* [Goal]
Tally the lines that hold the string "cultures", and reply with the count alone.

* [Material shown]

* * * * * * *

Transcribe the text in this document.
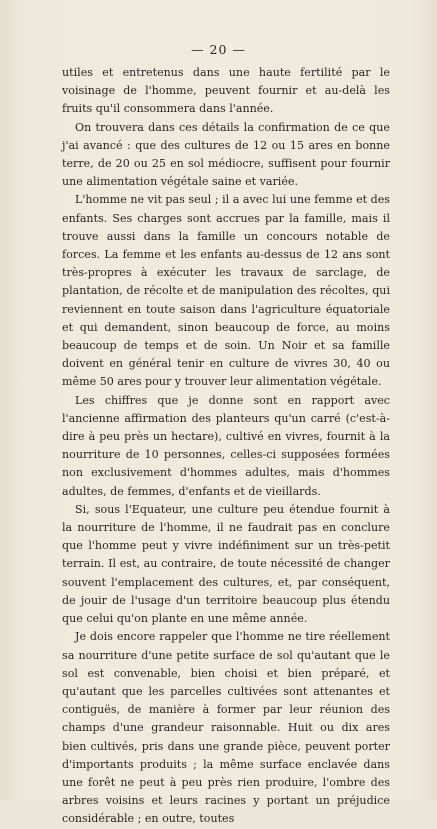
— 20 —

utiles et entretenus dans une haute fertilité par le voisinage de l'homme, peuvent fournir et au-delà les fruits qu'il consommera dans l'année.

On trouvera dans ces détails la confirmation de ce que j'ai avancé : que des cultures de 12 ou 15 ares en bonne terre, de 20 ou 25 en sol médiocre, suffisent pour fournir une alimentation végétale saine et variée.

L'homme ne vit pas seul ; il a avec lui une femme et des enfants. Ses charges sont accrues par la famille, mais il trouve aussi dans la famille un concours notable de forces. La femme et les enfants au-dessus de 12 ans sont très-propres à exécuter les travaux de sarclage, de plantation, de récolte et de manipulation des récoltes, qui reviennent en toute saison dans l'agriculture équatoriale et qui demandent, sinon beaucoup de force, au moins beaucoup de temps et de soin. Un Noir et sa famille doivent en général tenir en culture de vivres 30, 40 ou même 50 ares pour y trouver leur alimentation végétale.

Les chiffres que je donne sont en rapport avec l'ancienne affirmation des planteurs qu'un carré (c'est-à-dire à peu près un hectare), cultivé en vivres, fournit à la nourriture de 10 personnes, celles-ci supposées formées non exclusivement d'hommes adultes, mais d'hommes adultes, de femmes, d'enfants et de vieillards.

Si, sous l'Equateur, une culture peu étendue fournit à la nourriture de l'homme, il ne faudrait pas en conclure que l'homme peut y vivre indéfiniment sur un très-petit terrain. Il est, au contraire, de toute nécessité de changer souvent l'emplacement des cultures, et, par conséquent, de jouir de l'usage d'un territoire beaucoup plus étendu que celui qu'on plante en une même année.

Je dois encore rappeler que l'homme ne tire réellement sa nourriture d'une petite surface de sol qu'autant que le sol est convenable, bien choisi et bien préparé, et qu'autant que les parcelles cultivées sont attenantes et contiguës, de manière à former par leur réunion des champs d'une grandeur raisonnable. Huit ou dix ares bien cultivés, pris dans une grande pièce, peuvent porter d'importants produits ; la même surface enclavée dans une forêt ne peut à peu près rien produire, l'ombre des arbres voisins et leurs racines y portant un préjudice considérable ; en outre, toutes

* * * * * * *

* [Solution to this problem]
2